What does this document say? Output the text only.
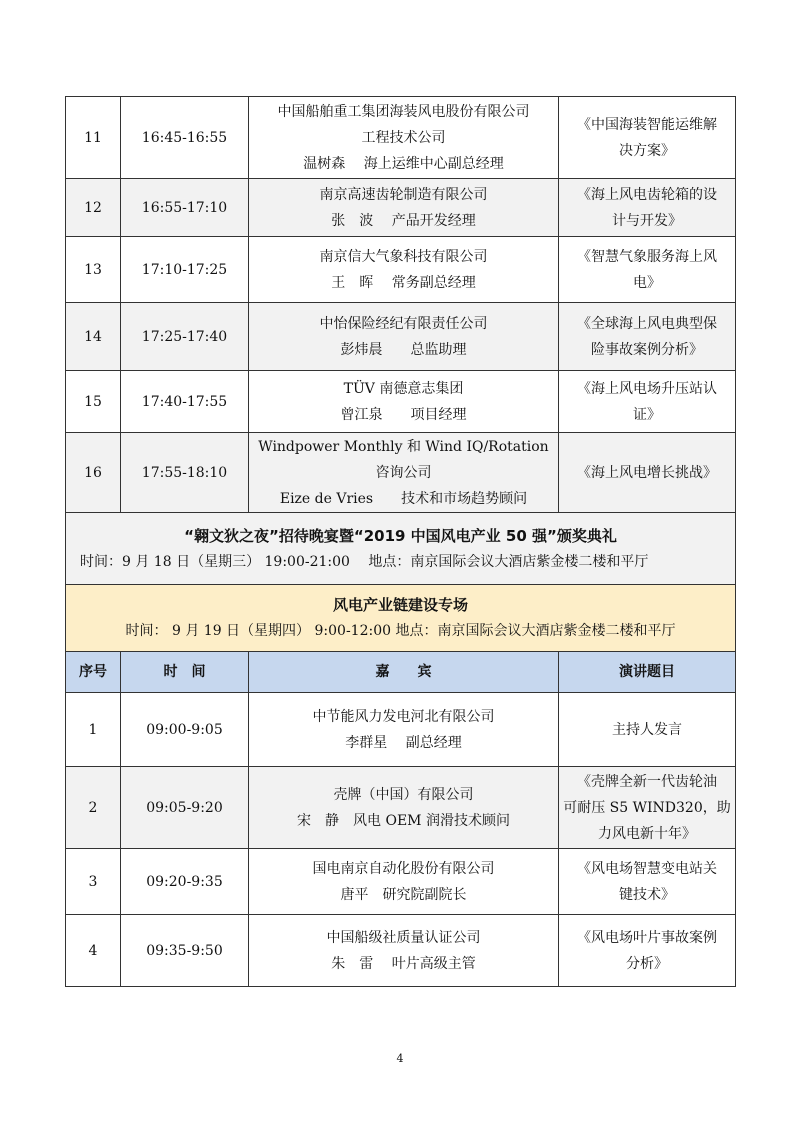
11	16:45-16:55	中国船舶重工集团海装风电股份有限公司
工程技术公司
温树森　 海上运维中心副总经理	《中国海装智能运维解
决方案》

12	16:55-17:10	南京高速齿轮制造有限公司
张　波　 产品开发经理	《海上风电齿轮箱的设
计与开发》

13	17:10-17:25	南京信大气象科技有限公司
王　晖　 常务副总经理	《智慧气象服务海上风
电》

14	17:25-17:40	中怡保险经纪有限责任公司
彭炜晨　　总监助理	《全球海上风电典型保
险事故案例分析》

15	17:40-17:55	TÜV 南德意志集团
曾江泉　　项目经理	《海上风电场升压站认
证》

16	17:55-18:10	Windpower Monthly 和 Wind IQ/Rotation
咨询公司
Eize de Vries　　技术和市场趋势顾问	《海上风电增长挑战》

“翱文狄之夜”招待晚宴暨“2019 中国风电产业 50 强”颁奖典礼
时间：9 月 18 日（星期三） 19:00-21:00　 地点：南京国际会议大酒店紫金楼二楼和平厅			

风电产业链建设专场
时间： 9 月 19 日（星期四） 9:00-12:00 地点：南京国际会议大酒店紫金楼二楼和平厅			

序号	时　间	嘉　　宾	演讲题目
1	09:00-9:05	中节能风力发电河北有限公司
李群星　 副总经理	主持人发言

2	09:05-9:20	壳牌（中国）有限公司
宋　静　风电 OEM 润滑技术顾问	《壳牌全新一代齿轮油
可耐压 S5 WIND320，助
力风电新十年》

3	09:20-9:35	国电南京自动化股份有限公司
唐平　研究院副院长	《风电场智慧变电站关
键技术》

4	09:35-9:50	中国船级社质量认证公司
朱　雷　 叶片高级主管	《风电场叶片事故案例
分析》
4
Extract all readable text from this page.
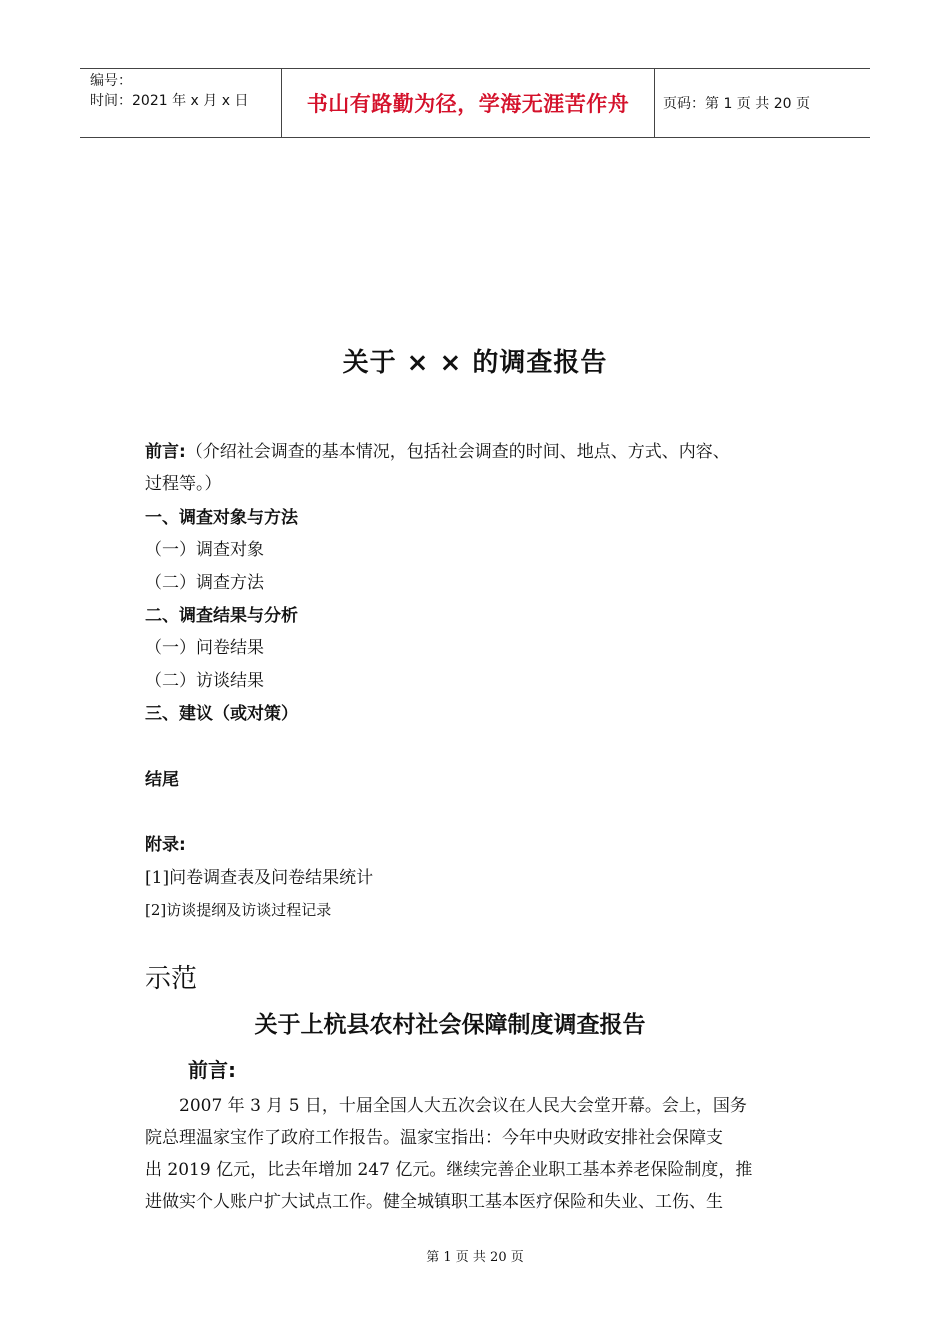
编号：
时间：2021 年 x 月 x 日	书山有路勤为径，学海无涯苦作舟 页码：第 1 页 共 20 页
关于 × × 的调查报告
前言:（介绍社会调查的基本情况，包括社会调查的时间、地点、方式、内容、
过程等。）
一、调查对象与方法
（一）调查对象
（二）调查方法
二、调查结果与分析
（一）问卷结果
（二）访谈结果
三、建议（或对策）
结尾
附录:
[1]问卷调查表及问卷结果统计
[2]访谈提纲及访谈过程记录
示范
关于上杭县农村社会保障制度调查报告
前言:

　　2007 年 3 月 5 日，十届全国人大五次会议在人民大会堂开幕。会上，国务

院总理温家宝作了政府工作报告。温家宝指出：今年中央财政安排社会保障支

出 2019 亿元，比去年增加 247 亿元。继续完善企业职工基本养老保险制度，推

进做实个人账户扩大试点工作。健全城镇职工基本医疗保险和失业、工伤、生

第 1 页 共 20 页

# To do:
Copy exactly the lines from the line containing "Extract all readable text from this page." through the last line of the records, both included, and omit every picture.

# Exercise output:
Extract all readable text from this page.
编号：
时间：2021 年 x 月 x 日	书山有路勤为径，学海无涯苦作舟 页码：第 1 页 共 20 页
关于 × × 的调查报告
前言:（介绍社会调查的基本情况，包括社会调查的时间、地点、方式、内容、
过程等。）
一、调查对象与方法
（一）调查对象
（二）调查方法
二、调查结果与分析
（一）问卷结果
（二）访谈结果
三、建议（或对策）
结尾
附录:
[1]问卷调查表及问卷结果统计
[2]访谈提纲及访谈过程记录
示范
关于上杭县农村社会保障制度调查报告
前言:

　　2007 年 3 月 5 日，十届全国人大五次会议在人民大会堂开幕。会上，国务

院总理温家宝作了政府工作报告。温家宝指出：今年中央财政安排社会保障支

出 2019 亿元，比去年增加 247 亿元。继续完善企业职工基本养老保险制度，推

进做实个人账户扩大试点工作。健全城镇职工基本医疗保险和失业、工伤、生

第 1 页 共 20 页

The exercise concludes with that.